# start of Input material

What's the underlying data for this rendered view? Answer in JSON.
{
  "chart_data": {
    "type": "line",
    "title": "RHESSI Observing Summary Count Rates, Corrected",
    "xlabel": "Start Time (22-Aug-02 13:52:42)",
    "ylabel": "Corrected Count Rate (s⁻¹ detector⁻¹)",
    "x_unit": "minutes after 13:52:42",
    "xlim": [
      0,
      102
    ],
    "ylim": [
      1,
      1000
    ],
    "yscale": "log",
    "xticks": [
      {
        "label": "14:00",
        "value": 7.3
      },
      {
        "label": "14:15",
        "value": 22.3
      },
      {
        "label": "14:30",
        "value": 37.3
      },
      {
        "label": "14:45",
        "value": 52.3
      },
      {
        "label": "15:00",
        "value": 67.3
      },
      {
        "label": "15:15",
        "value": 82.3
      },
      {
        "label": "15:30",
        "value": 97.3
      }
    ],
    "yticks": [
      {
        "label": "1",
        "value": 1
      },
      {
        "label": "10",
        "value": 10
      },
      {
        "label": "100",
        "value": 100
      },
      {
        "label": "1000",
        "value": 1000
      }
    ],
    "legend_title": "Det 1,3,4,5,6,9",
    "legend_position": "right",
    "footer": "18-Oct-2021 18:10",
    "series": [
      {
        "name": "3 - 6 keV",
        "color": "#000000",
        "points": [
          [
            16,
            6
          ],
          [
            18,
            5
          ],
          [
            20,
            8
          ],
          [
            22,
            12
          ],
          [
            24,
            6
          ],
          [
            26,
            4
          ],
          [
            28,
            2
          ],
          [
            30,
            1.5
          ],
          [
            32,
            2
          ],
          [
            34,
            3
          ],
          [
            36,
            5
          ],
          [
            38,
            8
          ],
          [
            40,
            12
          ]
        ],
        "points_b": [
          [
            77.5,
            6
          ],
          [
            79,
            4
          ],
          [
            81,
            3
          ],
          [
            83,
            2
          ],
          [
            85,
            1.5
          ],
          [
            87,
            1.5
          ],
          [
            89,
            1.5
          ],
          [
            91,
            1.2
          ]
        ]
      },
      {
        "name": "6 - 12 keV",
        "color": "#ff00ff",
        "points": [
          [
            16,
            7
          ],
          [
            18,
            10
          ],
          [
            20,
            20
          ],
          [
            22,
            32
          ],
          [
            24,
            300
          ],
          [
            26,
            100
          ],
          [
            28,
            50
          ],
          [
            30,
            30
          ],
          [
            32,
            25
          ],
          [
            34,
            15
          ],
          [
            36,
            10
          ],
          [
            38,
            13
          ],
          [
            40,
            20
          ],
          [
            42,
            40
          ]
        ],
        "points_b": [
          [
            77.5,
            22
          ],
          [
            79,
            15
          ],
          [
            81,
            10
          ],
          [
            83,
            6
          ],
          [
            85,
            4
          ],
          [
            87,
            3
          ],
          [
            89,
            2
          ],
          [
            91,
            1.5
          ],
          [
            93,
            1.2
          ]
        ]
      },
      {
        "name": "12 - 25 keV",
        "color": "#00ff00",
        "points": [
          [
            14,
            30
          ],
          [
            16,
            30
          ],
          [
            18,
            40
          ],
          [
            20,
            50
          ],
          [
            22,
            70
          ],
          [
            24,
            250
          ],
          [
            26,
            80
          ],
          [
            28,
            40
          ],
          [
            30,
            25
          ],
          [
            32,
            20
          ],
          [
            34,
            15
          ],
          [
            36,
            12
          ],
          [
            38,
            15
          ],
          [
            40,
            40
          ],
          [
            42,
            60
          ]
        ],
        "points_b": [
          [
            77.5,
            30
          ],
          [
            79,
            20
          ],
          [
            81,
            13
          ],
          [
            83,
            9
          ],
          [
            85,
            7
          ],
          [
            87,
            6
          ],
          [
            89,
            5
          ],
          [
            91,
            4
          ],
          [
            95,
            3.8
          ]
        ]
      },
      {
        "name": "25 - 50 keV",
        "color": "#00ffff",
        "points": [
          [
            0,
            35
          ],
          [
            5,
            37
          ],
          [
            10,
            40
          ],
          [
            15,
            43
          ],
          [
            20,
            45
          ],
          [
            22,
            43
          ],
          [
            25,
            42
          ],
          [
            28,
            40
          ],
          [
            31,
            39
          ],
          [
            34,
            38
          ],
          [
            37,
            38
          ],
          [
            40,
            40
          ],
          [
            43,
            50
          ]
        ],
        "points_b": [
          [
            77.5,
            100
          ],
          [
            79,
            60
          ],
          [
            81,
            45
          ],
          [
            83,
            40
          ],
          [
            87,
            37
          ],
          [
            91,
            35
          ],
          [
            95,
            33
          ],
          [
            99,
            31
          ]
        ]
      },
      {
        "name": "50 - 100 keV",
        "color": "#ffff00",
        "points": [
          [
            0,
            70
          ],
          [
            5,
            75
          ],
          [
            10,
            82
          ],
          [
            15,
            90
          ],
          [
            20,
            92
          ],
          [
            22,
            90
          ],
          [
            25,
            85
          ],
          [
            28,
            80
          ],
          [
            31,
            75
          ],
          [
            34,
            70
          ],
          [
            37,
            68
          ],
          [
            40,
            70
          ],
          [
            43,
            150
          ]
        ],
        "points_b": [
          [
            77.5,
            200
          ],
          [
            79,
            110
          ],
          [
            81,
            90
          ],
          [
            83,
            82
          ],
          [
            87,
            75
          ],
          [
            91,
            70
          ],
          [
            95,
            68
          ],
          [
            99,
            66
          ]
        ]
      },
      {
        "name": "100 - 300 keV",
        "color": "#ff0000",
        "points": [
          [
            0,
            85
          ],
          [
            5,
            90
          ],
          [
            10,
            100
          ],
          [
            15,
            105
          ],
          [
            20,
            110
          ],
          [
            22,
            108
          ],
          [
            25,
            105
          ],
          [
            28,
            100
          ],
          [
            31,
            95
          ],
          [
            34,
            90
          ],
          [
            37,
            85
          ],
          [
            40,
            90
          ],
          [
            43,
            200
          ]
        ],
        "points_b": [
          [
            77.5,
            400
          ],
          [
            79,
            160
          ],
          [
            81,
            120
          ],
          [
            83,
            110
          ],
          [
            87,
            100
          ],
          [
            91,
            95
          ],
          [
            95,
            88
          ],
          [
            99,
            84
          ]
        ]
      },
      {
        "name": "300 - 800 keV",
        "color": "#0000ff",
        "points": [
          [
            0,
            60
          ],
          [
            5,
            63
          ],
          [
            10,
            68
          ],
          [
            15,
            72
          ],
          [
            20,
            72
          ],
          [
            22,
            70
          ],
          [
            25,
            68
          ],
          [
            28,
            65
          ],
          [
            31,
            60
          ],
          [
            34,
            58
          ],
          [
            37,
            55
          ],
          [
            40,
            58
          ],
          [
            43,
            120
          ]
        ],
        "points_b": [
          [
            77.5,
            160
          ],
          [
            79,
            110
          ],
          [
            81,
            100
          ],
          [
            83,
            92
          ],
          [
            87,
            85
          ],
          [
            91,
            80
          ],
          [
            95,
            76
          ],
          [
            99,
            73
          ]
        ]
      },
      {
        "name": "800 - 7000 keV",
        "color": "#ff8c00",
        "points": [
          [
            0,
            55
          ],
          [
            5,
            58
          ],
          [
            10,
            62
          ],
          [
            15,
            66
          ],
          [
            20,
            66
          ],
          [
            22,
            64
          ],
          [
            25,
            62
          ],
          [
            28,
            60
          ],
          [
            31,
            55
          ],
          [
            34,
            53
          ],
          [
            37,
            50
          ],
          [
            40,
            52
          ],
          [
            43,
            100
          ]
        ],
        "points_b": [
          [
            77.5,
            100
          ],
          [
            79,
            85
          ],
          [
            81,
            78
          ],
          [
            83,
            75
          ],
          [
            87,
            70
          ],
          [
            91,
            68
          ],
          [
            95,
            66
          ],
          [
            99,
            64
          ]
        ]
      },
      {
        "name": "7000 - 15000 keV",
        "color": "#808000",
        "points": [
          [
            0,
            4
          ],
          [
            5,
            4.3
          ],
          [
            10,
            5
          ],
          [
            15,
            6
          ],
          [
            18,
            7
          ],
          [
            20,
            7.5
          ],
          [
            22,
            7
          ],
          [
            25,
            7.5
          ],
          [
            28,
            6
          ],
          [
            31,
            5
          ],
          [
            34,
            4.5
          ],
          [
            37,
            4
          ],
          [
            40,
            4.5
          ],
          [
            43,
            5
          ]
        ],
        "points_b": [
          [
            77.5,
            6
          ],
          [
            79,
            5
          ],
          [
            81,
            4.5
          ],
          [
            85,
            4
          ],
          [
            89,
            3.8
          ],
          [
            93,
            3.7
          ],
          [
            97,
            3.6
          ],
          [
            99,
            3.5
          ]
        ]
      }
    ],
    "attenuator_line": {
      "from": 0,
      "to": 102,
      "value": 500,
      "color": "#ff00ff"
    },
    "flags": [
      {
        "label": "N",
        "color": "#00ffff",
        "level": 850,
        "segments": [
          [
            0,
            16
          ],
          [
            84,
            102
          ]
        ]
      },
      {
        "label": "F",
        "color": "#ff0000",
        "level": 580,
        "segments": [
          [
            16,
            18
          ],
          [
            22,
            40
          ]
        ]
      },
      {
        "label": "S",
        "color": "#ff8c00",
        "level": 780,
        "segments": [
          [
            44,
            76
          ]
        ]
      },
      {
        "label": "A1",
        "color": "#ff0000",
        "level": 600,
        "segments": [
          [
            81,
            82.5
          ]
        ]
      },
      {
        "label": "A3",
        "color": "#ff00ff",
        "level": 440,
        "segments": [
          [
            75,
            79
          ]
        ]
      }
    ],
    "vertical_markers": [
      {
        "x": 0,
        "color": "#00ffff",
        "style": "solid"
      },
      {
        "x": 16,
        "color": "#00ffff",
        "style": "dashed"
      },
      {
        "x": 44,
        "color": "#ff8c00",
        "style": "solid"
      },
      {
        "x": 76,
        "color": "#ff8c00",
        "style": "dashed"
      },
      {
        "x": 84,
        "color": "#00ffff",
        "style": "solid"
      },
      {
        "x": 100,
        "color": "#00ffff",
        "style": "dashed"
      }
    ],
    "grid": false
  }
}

# end of Input material

*What is expected*
Lines holding the word "value" in the entries above are the ones to pull out. Copy them all.

*Answer for the task*
        "value": 7.3
        "value": 22.3
        "value": 37.3
        "value": 52.3
        "value": 67.3
        "value": 82.3
        "value": 97.3
        "value": 1
        "value": 10
        "value": 100
        "value": 1000
      "value": 500,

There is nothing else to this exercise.